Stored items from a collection

<<<<

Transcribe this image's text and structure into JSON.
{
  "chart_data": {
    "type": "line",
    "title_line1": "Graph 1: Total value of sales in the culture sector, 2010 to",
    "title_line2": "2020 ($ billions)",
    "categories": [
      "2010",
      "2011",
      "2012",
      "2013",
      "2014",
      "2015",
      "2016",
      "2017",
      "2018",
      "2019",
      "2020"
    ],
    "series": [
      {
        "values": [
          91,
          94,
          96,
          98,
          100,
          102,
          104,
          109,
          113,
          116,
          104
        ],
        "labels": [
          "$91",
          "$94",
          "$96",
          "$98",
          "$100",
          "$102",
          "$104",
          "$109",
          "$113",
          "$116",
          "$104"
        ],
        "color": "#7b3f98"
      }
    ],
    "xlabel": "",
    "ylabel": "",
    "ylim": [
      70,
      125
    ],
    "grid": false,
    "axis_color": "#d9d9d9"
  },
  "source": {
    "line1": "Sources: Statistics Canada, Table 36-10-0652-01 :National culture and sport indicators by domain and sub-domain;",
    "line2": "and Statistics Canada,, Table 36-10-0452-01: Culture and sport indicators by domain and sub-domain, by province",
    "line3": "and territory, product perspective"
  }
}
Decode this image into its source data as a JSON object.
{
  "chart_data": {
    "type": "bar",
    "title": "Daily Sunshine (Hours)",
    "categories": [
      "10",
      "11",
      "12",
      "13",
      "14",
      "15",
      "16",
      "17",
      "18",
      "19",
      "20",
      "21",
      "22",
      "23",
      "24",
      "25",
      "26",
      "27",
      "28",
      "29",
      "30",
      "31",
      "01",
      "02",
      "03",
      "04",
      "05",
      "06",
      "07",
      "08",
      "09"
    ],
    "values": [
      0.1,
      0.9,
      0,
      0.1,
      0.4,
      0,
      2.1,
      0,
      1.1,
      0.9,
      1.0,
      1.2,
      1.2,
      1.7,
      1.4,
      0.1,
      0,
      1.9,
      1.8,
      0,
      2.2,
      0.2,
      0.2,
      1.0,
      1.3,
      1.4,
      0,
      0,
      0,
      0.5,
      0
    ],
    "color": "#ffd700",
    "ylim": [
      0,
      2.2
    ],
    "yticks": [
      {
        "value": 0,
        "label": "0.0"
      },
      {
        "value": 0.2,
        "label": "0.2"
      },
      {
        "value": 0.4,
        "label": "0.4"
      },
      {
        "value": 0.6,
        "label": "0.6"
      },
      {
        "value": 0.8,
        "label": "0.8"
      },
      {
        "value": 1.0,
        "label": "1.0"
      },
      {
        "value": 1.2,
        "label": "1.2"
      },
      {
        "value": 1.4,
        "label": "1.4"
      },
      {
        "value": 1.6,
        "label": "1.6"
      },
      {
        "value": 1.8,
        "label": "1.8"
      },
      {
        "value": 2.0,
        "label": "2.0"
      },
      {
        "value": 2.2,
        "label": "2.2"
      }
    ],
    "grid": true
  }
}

>>>>

*What the task asks:*
Each record above must be given again exactly.

*Result of this exercise:*
Transcribe this image's text and structure into JSON.
{
  "chart_data": {
    "type": "line",
    "title_line1": "Graph 1: Total value of sales in the culture sector, 2010 to",
    "title_line2": "2020 ($ billions)",
    "categories": [
      "2010",
      "2011",
      "2012",
      "2013",
      "2014",
      "2015",
      "2016",
      "2017",
      "2018",
      "2019",
      "2020"
    ],
    "series": [
      {
        "values": [
          91,
          94,
          96,
          98,
          100,
          102,
          104,
          109,
          113,
          116,
          104
        ],
        "labels": [
          "$91",
          "$94",
          "$96",
          "$98",
          "$100",
          "$102",
          "$104",
          "$109",
          "$113",
          "$116",
          "$104"
        ],
        "color": "#7b3f98"
      }
    ],
    "xlabel": "",
    "ylabel": "",
    "ylim": [
      70,
      125
    ],
    "grid": false,
    "axis_color": "#d9d9d9"
  },
  "source": {
    "line1": "Sources: Statistics Canada, Table 36-10-0652-01 :National culture and sport indicators by domain and sub-domain;",
    "line2": "and Statistics Canada,, Table 36-10-0452-01: Culture and sport indicators by domain and sub-domain, by province",
    "line3": "and territory, product perspective"
  }
}
Decode this image into its source data as a JSON object.
{
  "chart_data": {
    "type": "bar",
    "title": "Daily Sunshine (Hours)",
    "categories": [
      "10",
      "11",
      "12",
      "13",
      "14",
      "15",
      "16",
      "17",
      "18",
      "19",
      "20",
      "21",
      "22",
      "23",
      "24",
      "25",
      "26",
      "27",
      "28",
      "29",
      "30",
      "31",
      "01",
      "02",
      "03",
      "04",
      "05",
      "06",
      "07",
      "08",
      "09"
    ],
    "values": [
      0.1,
      0.9,
      0,
      0.1,
      0.4,
      0,
      2.1,
      0,
      1.1,
      0.9,
      1.0,
      1.2,
      1.2,
      1.7,
      1.4,
      0.1,
      0,
      1.9,
      1.8,
      0,
      2.2,
      0.2,
      0.2,
      1.0,
      1.3,
      1.4,
      0,
      0,
      0,
      0.5,
      0
    ],
    "color": "#ffd700",
    "ylim": [
      0,
      2.2
    ],
    "yticks": [
      {
        "value": 0,
        "label": "0.0"
      },
      {
        "value": 0.2,
        "label": "0.2"
      },
      {
        "value": 0.4,
        "label": "0.4"
      },
      {
        "value": 0.6,
        "label": "0.6"
      },
      {
        "value": 0.8,
        "label": "0.8"
      },
      {
        "value": 1.0,
        "label": "1.0"
      },
      {
        "value": 1.2,
        "label": "1.2"
      },
      {
        "value": 1.4,
        "label": "1.4"
      },
      {
        "value": 1.6,
        "label": "1.6"
      },
      {
        "value": 1.8,
        "label": "1.8"
      },
      {
        "value": 2.0,
        "label": "2.0"
      },
      {
        "value": 2.2,
        "label": "2.2"
      }
    ],
    "grid": true
  }
}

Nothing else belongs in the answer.